## GIVEN RECORDS

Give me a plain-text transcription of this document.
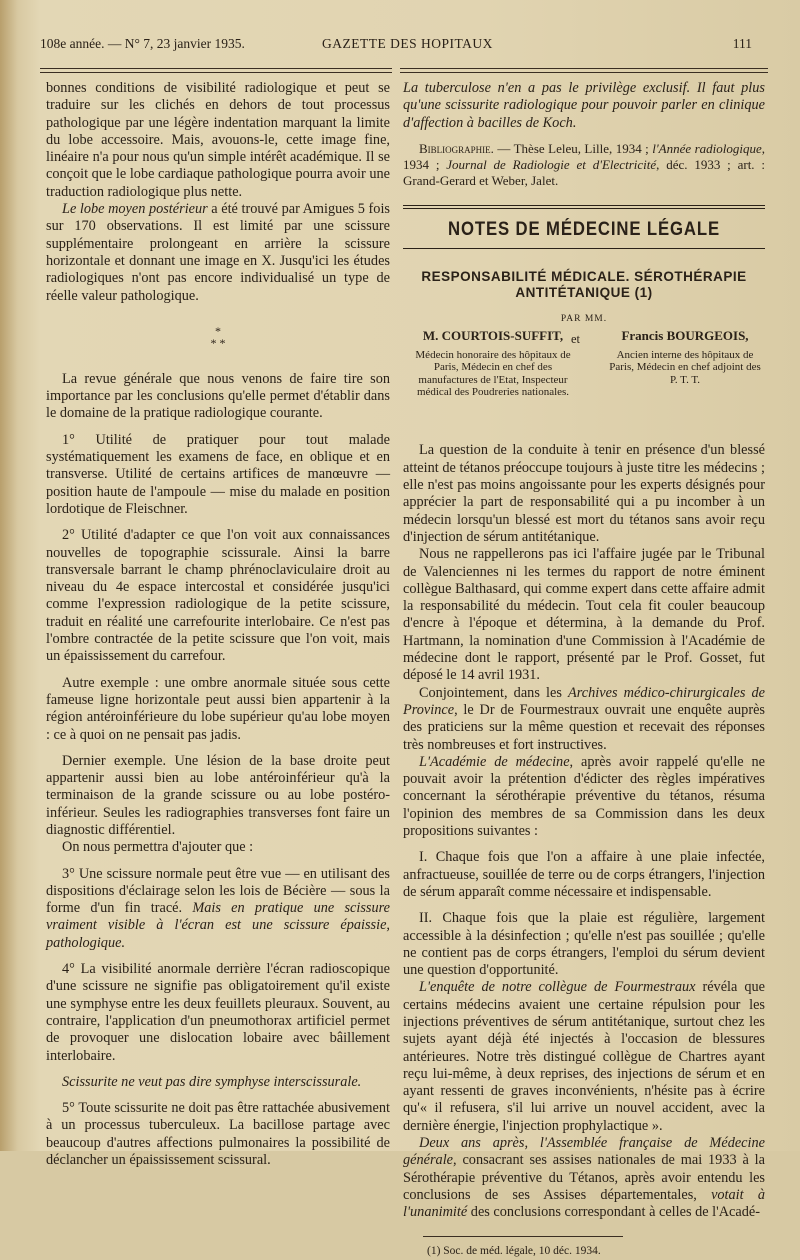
108e année. — N° 7, 23 janvier 1935.	GAZETTE DES HOPITAUX	111

bonnes conditions de visibilité radiologique et peut se traduire sur les clichés en dehors de tout processus pathologique par une légère indentation marquant la limite du lobe accessoire. Mais, avouons-le, cette image fine, linéaire n'a pour nous qu'un simple intérêt académique. Il se conçoit que le lobe cardiaque pathologique pourra avoir une traduction radiologique plus nette.

Le lobe moyen postérieur a été trouvé par Amigues 5 fois sur 170 observations. Il est limité par une scissure supplémentaire prolongeant en arrière la scissure horizontale et donnant une image en X. Jusqu'ici les études radiologiques n'ont pas encore individualisé un type de réelle valeur pathologique.

*
* *

La revue générale que nous venons de faire tire son importance par les conclusions qu'elle permet d'établir dans le domaine de la pratique radiologique courante.

1° Utilité de pratiquer pour tout malade systématiquement les examens de face, en oblique et en transverse. Utilité de certains artifices de manœuvre — position haute de l'ampoule — mise du malade en position lordotique de Fleischner.

2° Utilité d'adapter ce que l'on voit aux connaissances nouvelles de topographie scissurale. Ainsi la barre transversale barrant le champ phrénoclaviculaire droit au niveau du 4e espace intercostal et considérée jusqu'ici comme l'expression radiologique de la petite scissure, traduit en réalité une carrefourite interlobaire. Ce n'est pas l'ombre contractée de la petite scissure que l'on voit, mais un épaississement du carrefour.

Autre exemple : une ombre anormale située sous cette fameuse ligne horizontale peut aussi bien appartenir à la région antéroinférieure du lobe supérieur qu'au lobe moyen : ce à quoi on ne pensait pas jadis.

Dernier exemple. Une lésion de la base droite peut appartenir aussi bien au lobe antéroinférieur qu'à la terminaison de la grande scissure ou au lobe postéro-inférieur. Seules les radiographies transverses font faire un diagnostic différentiel.

On nous permettra d'ajouter que :

3° Une scissure normale peut être vue — en utilisant des dispositions d'éclairage selon les lois de Bécière — sous la forme d'un fin tracé. Mais en pratique une scissure vraiment visible à l'écran est une scissure épaissie, pathologique.

4° La visibilité anormale derrière l'écran radioscopique d'une scissure ne signifie pas obligatoirement qu'il existe une symphyse entre les deux feuillets pleuraux. Souvent, au contraire, l'application d'un pneumothorax artificiel permet de provoquer une dislocation lobaire avec bâillement interlobaire.

Scissurite ne veut pas dire symphyse interscissurale.

5° Toute scissurite ne doit pas être rattachée abusivement à un processus tuberculeux. La bacillose partage avec beaucoup d'autres affections pulmonaires la possibilité de déclancher un épaississement scissural.

La tuberculose n'en a pas le privilège exclusif. Il faut plus qu'une scissurite radiologique pour pouvoir parler en clinique d'affection à bacilles de Koch.

Bibliographie. — Thèse Leleu, Lille, 1934 ; l'Année radiologique, 1934 ; Journal de Radiologie et d'Electricité, déc. 1933 ; art. : Grand-Gerard et Weber, Jalet.

NOTES DE MÉDECINE LÉGALE
RESPONSABILITÉ MÉDICALE. SÉROTHÉRAPIE
ANTITÉTANIQUE (1)
PAR MM.
M. COURTOIS-SUFFIT,
Médecin honoraire des hôpitaux de Paris, Médecin en chef des manufactures de l'Etat, Inspecteur médical des Poudreries nationales.
et	Francis BOURGEOIS,
Ancien interne des hôpitaux de Paris, Médecin en chef adjoint des P. T. T.

La question de la conduite à tenir en présence d'un blessé atteint de tétanos préoccupe toujours à juste titre les médecins ; elle n'est pas moins angoissante pour les experts désignés pour apprécier la part de responsabilité qui a pu incomber à un médecin lorsqu'un blessé est mort du tétanos sans avoir reçu d'injection de sérum antitétanique.

Nous ne rappellerons pas ici l'affaire jugée par le Tribunal de Valenciennes ni les termes du rapport de notre éminent collègue Balthasard, qui comme expert dans cette affaire admit la responsabilité du médecin. Tout cela fit couler beaucoup d'encre à l'époque et détermina, à la demande du Prof. Hartmann, la nomination d'une Commission à l'Académie de médecine dont le rapport, présenté par le Prof. Gosset, fut déposé le 14 avril 1931.

Conjointement, dans les Archives médico-chirurgicales de Province, le Dr de Fourmestraux ouvrait une enquête auprès des praticiens sur la même question et recevait des réponses très nombreuses et fort instructives.

L'Académie de médecine, après avoir rappelé qu'elle ne pouvait avoir la prétention d'édicter des règles impératives concernant la sérothérapie préventive du tétanos, résuma l'opinion des membres de sa Commission dans les deux propositions suivantes :

I. Chaque fois que l'on a affaire à une plaie infectée, anfractueuse, souillée de terre ou de corps étrangers, l'injection de sérum apparaît comme nécessaire et indispensable.

II. Chaque fois que la plaie est régulière, largement accessible à la désinfection ; qu'elle n'est pas souillée ; qu'elle ne contient pas de corps étrangers, l'emploi du sérum devient une question d'opportunité.

L'enquête de notre collègue de Fourmestraux révéla que certains médecins avaient une certaine répulsion pour les injections préventives de sérum antitétanique, surtout chez les sujets ayant déjà été injectés à l'occasion de blessures antérieures. Notre très distingué collègue de Chartres ayant reçu lui-même, à deux reprises, des injections de sérum et en ayant ressenti de graves inconvénients, n'hésite pas à écrire qu'« il refusera, s'il lui arrive un nouvel accident, avec la dernière énergie, l'injection prophylactique ».

Deux ans après, l'Assemblée française de Médecine générale, consacrant ses assises nationales de mai 1933 à la Sérothérapie préventive du Tétanos, après avoir entendu les conclusions de ses Assises départementales, votait à l'unanimité des conclusions correspondant à celles de l'Acadé-

(1) Soc. de méd. légale, 10 déc. 1934.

## WRITTEN EXERCISE
Set out every line from the material that contains the string "corps".

## THE COMPLETED TASK
I. Chaque fois que l'on a affaire à une plaie infectée, anfractueuse, souillée de terre ou de corps étrangers, l'injection de sérum apparaît comme nécessaire et indispensable.
II. Chaque fois que la plaie est régulière, largement accessible à la désinfection ; qu'elle n'est pas souillée ; qu'elle ne contient pas de corps étrangers, l'emploi du sérum devient une question d'opportunité.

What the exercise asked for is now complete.